** What to do **
What lines of the data include the string "JSON"? Copy them all.

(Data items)
+ + +
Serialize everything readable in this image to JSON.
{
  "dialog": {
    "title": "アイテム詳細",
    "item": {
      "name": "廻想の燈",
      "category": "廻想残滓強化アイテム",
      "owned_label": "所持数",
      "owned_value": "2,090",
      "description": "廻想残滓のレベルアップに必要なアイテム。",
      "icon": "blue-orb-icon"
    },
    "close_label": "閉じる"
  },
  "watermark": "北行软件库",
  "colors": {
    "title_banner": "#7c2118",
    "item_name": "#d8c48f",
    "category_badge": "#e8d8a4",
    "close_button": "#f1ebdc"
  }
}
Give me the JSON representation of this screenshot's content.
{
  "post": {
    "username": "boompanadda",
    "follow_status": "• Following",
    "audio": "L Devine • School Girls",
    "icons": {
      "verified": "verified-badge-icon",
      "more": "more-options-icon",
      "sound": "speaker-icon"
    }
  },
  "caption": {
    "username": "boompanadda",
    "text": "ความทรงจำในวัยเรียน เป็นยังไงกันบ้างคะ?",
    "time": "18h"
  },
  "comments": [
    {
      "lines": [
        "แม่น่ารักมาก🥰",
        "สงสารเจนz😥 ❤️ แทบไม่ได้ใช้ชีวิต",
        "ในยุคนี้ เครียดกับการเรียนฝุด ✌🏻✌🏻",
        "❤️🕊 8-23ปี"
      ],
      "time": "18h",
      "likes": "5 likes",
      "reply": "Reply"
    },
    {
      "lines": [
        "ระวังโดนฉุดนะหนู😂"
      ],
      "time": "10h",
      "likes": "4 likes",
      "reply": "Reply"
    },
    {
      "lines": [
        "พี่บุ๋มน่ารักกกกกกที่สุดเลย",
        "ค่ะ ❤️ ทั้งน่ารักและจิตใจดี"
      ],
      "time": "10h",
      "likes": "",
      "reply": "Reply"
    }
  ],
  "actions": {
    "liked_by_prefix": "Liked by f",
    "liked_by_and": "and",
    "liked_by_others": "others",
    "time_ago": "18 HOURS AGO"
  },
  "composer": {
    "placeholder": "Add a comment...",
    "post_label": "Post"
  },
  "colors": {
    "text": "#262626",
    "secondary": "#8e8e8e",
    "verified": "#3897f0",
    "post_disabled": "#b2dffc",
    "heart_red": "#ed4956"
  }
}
+ + +
** Response for this exercise **
Serialize everything readable in this image to JSON.
Give me the JSON representation of this screenshot's content.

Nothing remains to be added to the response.